◆ Exercise brief: Leave out the pictures, and quote exactly the lines running from the one with "Type out the text in this image." through the last line of the entries below.
⟨
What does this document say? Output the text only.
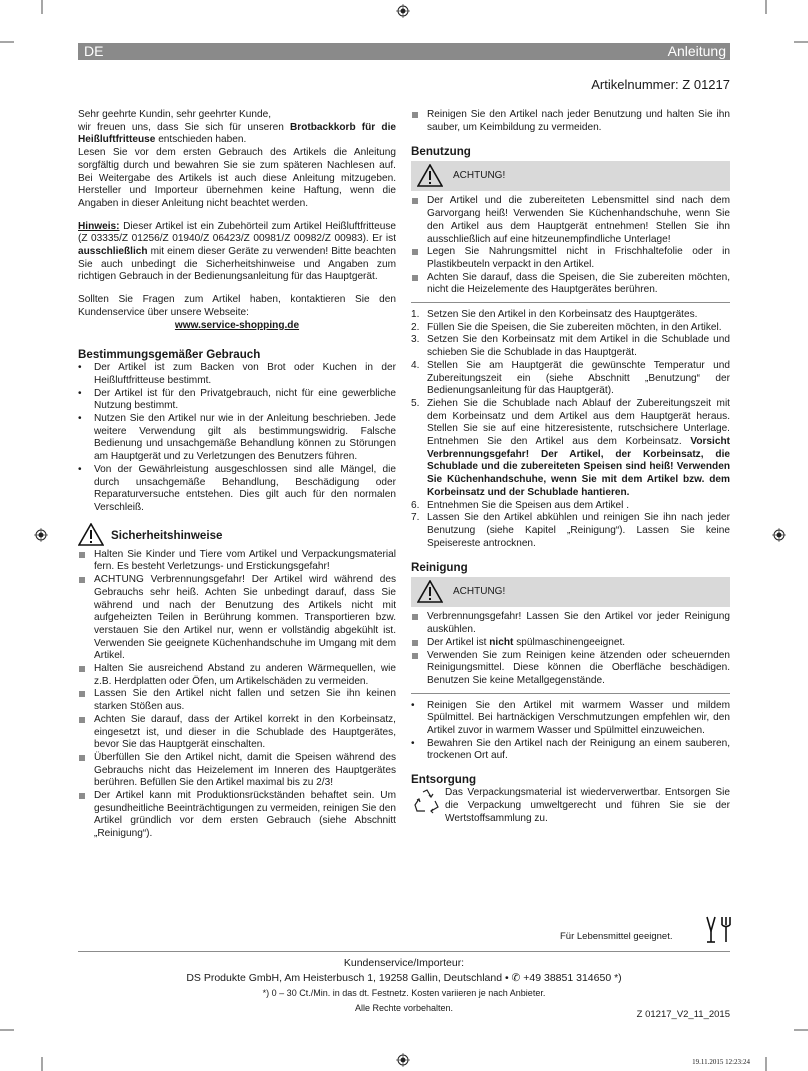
DE	Anleitung
Artikelnummer: Z 01217

Sehr geehrte Kundin, sehr geehrter Kunde,

wir freuen uns, dass Sie sich für unseren Brotbackkorb für die Heißluftfritteuse entschieden haben.

Lesen Sie vor dem ersten Gebrauch des Artikels die Anleitung sorgfältig durch und bewahren Sie sie zum späteren Nachlesen auf. Bei Weitergabe des Artikels ist auch diese Anleitung mitzugeben. Hersteller und Importeur übernehmen keine Haftung, wenn die Angaben in dieser Anleitung nicht beachtet werden.

Hinweis: Dieser Artikel ist ein Zubehörteil zum Artikel Heißluftfritteuse (Z 03335/Z 01256/Z 01940/Z 06423/Z 00981/Z 00982/Z 00983). Er ist ausschließlich mit einem dieser Geräte zu verwenden! Bitte beachten Sie auch unbedingt die Sicherheitshinweise und Angaben zum richtigen Gebrauch in der Bedienungsanleitung für das Hauptgerät.

Sollten Sie Fragen zum Artikel haben, kontaktieren Sie den Kundenservice über unsere Webseite:

www.service-shopping.de

Bestimmungsgemäßer Gebrauch

• Der Artikel ist zum Backen von Brot oder Kuchen in der Heißluftfritteuse bestimmt.

• Der Artikel ist für den Privatgebrauch, nicht für eine gewerbliche Nutzung bestimmt.

• Nutzen Sie den Artikel nur wie in der Anleitung beschrieben. Jede weitere Verwendung gilt als bestimmungswidrig. Falsche Bedienung und unsachgemäße Behandlung können zu Störungen am Hauptgerät und zu Verletzungen des Benutzers führen.

• Von der Gewährleistung ausgeschlossen sind alle Mängel, die durch unsachgemäße Behandlung, Beschädigung oder Reparaturversuche entstehen. Dies gilt auch für den normalen Verschleiß.

Sicherheitshinweise

Halten Sie Kinder und Tiere vom Artikel und Verpackungsmaterial fern. Es besteht Verletzungs- und Erstickungsgefahr!

ACHTUNG Verbrennungsgefahr! Der Artikel wird während des Gebrauchs sehr heiß. Achten Sie unbedingt darauf, dass Sie während und nach der Benutzung des Artikels nicht mit aufgeheizten Teilen in Berührung kommen. Transportieren bzw. verstauen Sie den Artikel nur, wenn er vollständig abgekühlt ist. Verwenden Sie geeignete Küchenhandschuhe im Umgang mit dem Artikel.

Halten Sie ausreichend Abstand zu anderen Wärmequellen, wie z.B. Herdplatten oder Öfen, um Artikelschäden zu vermeiden.

Lassen Sie den Artikel nicht fallen und setzen Sie ihn keinen starken Stößen aus.

Achten Sie darauf, dass der Artikel korrekt in den Korbeinsatz, eingesetzt ist, und dieser in die Schublade des Hauptgerätes, bevor Sie das Hauptgerät einschalten.

Überfüllen Sie den Artikel nicht, damit die Speisen während des Gebrauchs nicht das Heizelement im Inneren des Hauptgerätes berühren. Befüllen Sie den Artikel maximal bis zu 2/3!

Der Artikel kann mit Produktionsrückständen behaftet sein. Um gesundheitliche Beeinträchtigungen zu vermeiden, reinigen Sie den Artikel gründlich vor dem ersten Gebrauch (siehe Abschnitt „Reinigung“).

Reinigen Sie den Artikel nach jeder Benutzung und halten Sie ihn sauber, um Keimbildung zu vermeiden.

Benutzung

ACHTUNG!

Der Artikel und die zubereiteten Lebensmittel sind nach dem Garvorgang heiß! Verwenden Sie Küchenhandschuhe, wenn Sie den Artikel aus dem Hauptgerät entnehmen! Stellen Sie ihn ausschließlich auf eine hitzeunempfindliche Unterlage!

Legen Sie Nahrungsmittel nicht in Frischhaltefolie oder in Plastikbeuteln verpackt in den Artikel.

Achten Sie darauf, dass die Speisen, die Sie zubereiten möchten, nicht die Heizelemente des Hauptgerätes berühren.

1. Setzen Sie den Artikel in den Korbeinsatz des Hauptgerätes.

2. Füllen Sie die Speisen, die Sie zubereiten möchten, in den Artikel.

3. Setzen Sie den Korbeinsatz mit dem Artikel in die Schublade und schieben Sie die Schublade in das Hauptgerät.

4. Stellen Sie am Hauptgerät die gewünschte Temperatur und Zubereitungszeit ein (siehe Abschnitt „Benutzung“ der Bedienungsanleitung für das Hauptgerät).

5. Ziehen Sie die Schublade nach Ablauf der Zubereitungszeit mit dem Korbeinsatz und dem Artikel aus dem Hauptgerät heraus. Stellen Sie sie auf eine hitzeresistente, rutschsichere Unterlage. Entnehmen Sie den Artikel aus dem Korbeinsatz. Vorsicht Verbrennungsgefahr! Der Artikel, der Korbeinsatz, die Schublade und die zubereiteten Speisen sind heiß! Verwenden Sie Küchenhandschuhe, wenn Sie mit dem Artikel bzw. dem Korbeinsatz und der Schublade hantieren.

6. Entnehmen Sie die Speisen aus dem Artikel .

7. Lassen Sie den Artikel abkühlen und reinigen Sie ihn nach jeder Benutzung (siehe Kapitel „Reinigung“). Lassen Sie keine Speisereste antrocknen.

Reinigung

ACHTUNG!

Verbrennungsgefahr! Lassen Sie den Artikel vor jeder Reinigung auskühlen.

Der Artikel ist nicht spülmaschinengeeignet.

Verwenden Sie zum Reinigen keine ätzenden oder scheuernden Reinigungsmittel. Diese können die Oberfläche beschädigen. Benutzen Sie keine Metallgegenstände.

• Reinigen Sie den Artikel mit warmem Wasser und mildem Spülmittel. Bei hartnäckigen Verschmutzungen empfehlen wir, den Artikel zuvor in warmem Wasser und Spülmittel einzuweichen.

• Bewahren Sie den Artikel nach der Reinigung an einem sauberen, trockenen Ort auf.

Entsorgung

Das Verpackungsmaterial ist wiederverwertbar. Entsorgen Sie die Verpackung umweltgerecht und führen Sie sie der Wertstoffsammlung zu.

Für Lebensmittel geeignet.
Kundenservice/Importeur:
DS Produkte GmbH, Am Heisterbusch 1, 19258 Gallin, Deutschland • ✆ +49 38851 314650 *)
*) 0 – 30 Ct./Min. in das dt. Festnetz. Kosten variieren je nach Anbieter.
Alle Rechte vorbehalten.
Z 01217_V2_11_2015
19.11.2015 12:23:24
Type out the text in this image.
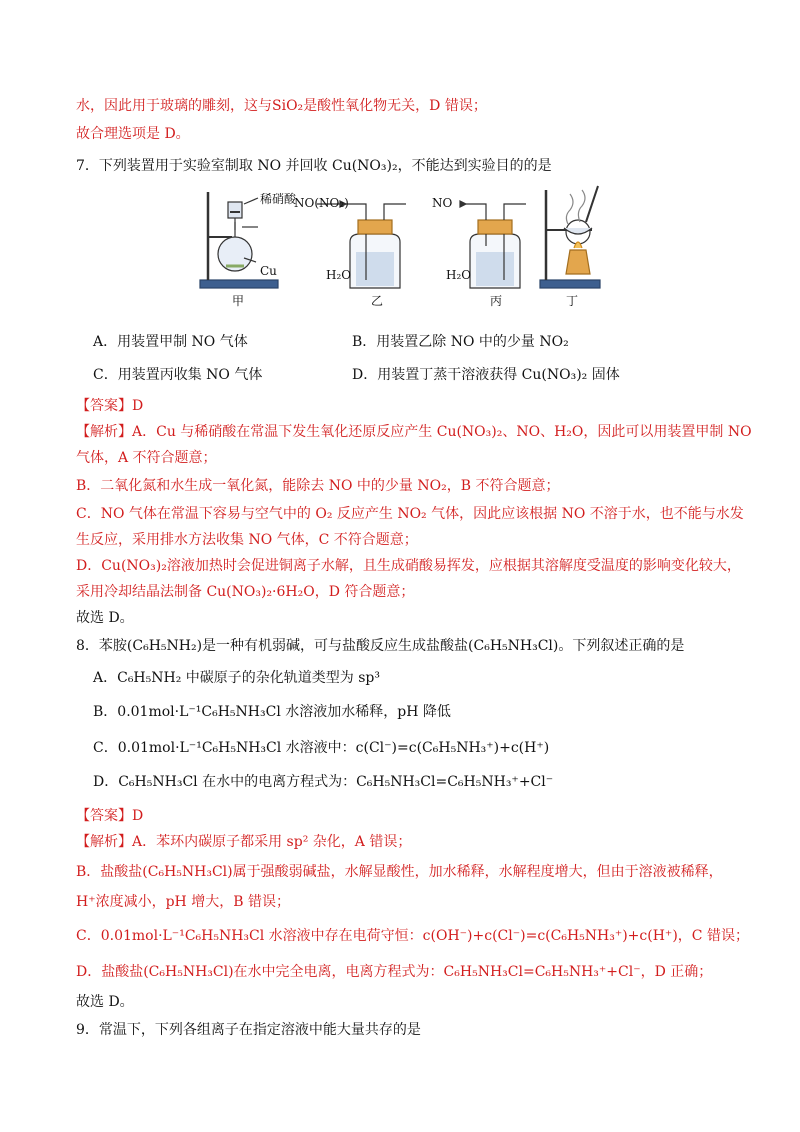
水，因此用于玻璃的雕刻，这与SiO₂是酸性氧化物无关，D 错误；
故合理选项是 D。
7．下列装置用于实验室制取 NO 并回收 Cu(NO₃)₂，不能达到实验目的的是
稀硝酸
Cu
甲
NO(NO₂)
H₂O
乙
NO
H₂O
丙	丁
A．用装置甲制 NO 气体	B．用装置乙除 NO 中的少量 NO₂
C．用装置丙收集 NO 气体	D．用装置丁蒸干溶液获得 Cu(NO₃)₂ 固体
【答案】D
【解析】A．Cu 与稀硝酸在常温下发生氧化还原反应产生 Cu(NO₃)₂、NO、H₂O，因此可以用装置甲制 NO
气体，A 不符合题意；
B．二氧化氮和水生成一氧化氮，能除去 NO 中的少量 NO₂，B 不符合题意；
C．NO 气体在常温下容易与空气中的 O₂ 反应产生 NO₂ 气体，因此应该根据 NO 不溶于水，也不能与水发
生反应，采用排水方法收集 NO 气体，C 不符合题意；
D．Cu(NO₃)₂溶液加热时会促进铜离子水解，且生成硝酸易挥发，应根据其溶解度受温度的影响变化较大，
采用冷却结晶法制备 Cu(NO₃)₂·6H₂O，D 符合题意；
故选 D。
8．苯胺(C₆H₅NH₂)是一种有机弱碱，可与盐酸反应生成盐酸盐(C₆H₅NH₃Cl)。下列叙述正确的是
A．C₆H₅NH₂ 中碳原子的杂化轨道类型为 sp³
B．0.01mol·L⁻¹C₆H₅NH₃Cl 水溶液加水稀释，pH 降低
C．0.01mol·L⁻¹C₆H₅NH₃Cl 水溶液中：c(Cl⁻)=c(C₆H₅NH₃⁺)+c(H⁺)
D．C₆H₅NH₃Cl 在水中的电离方程式为：C₆H₅NH₃Cl=C₆H₅NH₃⁺+Cl⁻
【答案】D
【解析】A．苯环内碳原子都采用 sp² 杂化，A 错误；
B．盐酸盐(C₆H₅NH₃Cl)属于强酸弱碱盐，水解显酸性，加水稀释，水解程度增大，但由于溶液被稀释，
H⁺浓度减小，pH 增大，B 错误；
C．0.01mol·L⁻¹C₆H₅NH₃Cl 水溶液中存在电荷守恒：c(OH⁻)+c(Cl⁻)=c(C₆H₅NH₃⁺)+c(H⁺)，C 错误；
D．盐酸盐(C₆H₅NH₃Cl)在水中完全电离，电离方程式为：C₆H₅NH₃Cl=C₆H₅NH₃⁺+Cl⁻，D 正确；
故选 D。
9．常温下，下列各组离子在指定溶液中能大量共存的是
⟩
◆ Output:
Type out the text in this image.
水，因此用于玻璃的雕刻，这与SiO₂是酸性氧化物无关，D 错误；
故合理选项是 D。
7．下列装置用于实验室制取 NO 并回收 Cu(NO₃)₂，不能达到实验目的的是
稀硝酸
Cu
甲
NO(NO₂)
H₂O
乙
NO
H₂O
丙	丁
A．用装置甲制 NO 气体	B．用装置乙除 NO 中的少量 NO₂
C．用装置丙收集 NO 气体	D．用装置丁蒸干溶液获得 Cu(NO₃)₂ 固体
【答案】D
【解析】A．Cu 与稀硝酸在常温下发生氧化还原反应产生 Cu(NO₃)₂、NO、H₂O，因此可以用装置甲制 NO
气体，A 不符合题意；
B．二氧化氮和水生成一氧化氮，能除去 NO 中的少量 NO₂，B 不符合题意；
C．NO 气体在常温下容易与空气中的 O₂ 反应产生 NO₂ 气体，因此应该根据 NO 不溶于水，也不能与水发
生反应，采用排水方法收集 NO 气体，C 不符合题意；
D．Cu(NO₃)₂溶液加热时会促进铜离子水解，且生成硝酸易挥发，应根据其溶解度受温度的影响变化较大，
采用冷却结晶法制备 Cu(NO₃)₂·6H₂O，D 符合题意；
故选 D。
8．苯胺(C₆H₅NH₂)是一种有机弱碱，可与盐酸反应生成盐酸盐(C₆H₅NH₃Cl)。下列叙述正确的是
A．C₆H₅NH₂ 中碳原子的杂化轨道类型为 sp³
B．0.01mol·L⁻¹C₆H₅NH₃Cl 水溶液加水稀释，pH 降低
C．0.01mol·L⁻¹C₆H₅NH₃Cl 水溶液中：c(Cl⁻)=c(C₆H₅NH₃⁺)+c(H⁺)
D．C₆H₅NH₃Cl 在水中的电离方程式为：C₆H₅NH₃Cl=C₆H₅NH₃⁺+Cl⁻
【答案】D
【解析】A．苯环内碳原子都采用 sp² 杂化，A 错误；
B．盐酸盐(C₆H₅NH₃Cl)属于强酸弱碱盐，水解显酸性，加水稀释，水解程度增大，但由于溶液被稀释，
H⁺浓度减小，pH 增大，B 错误；
C．0.01mol·L⁻¹C₆H₅NH₃Cl 水溶液中存在电荷守恒：c(OH⁻)+c(Cl⁻)=c(C₆H₅NH₃⁺)+c(H⁺)，C 错误；
D．盐酸盐(C₆H₅NH₃Cl)在水中完全电离，电离方程式为：C₆H₅NH₃Cl=C₆H₅NH₃⁺+Cl⁻，D 正确；
故选 D。
9．常温下，下列各组离子在指定溶液中能大量共存的是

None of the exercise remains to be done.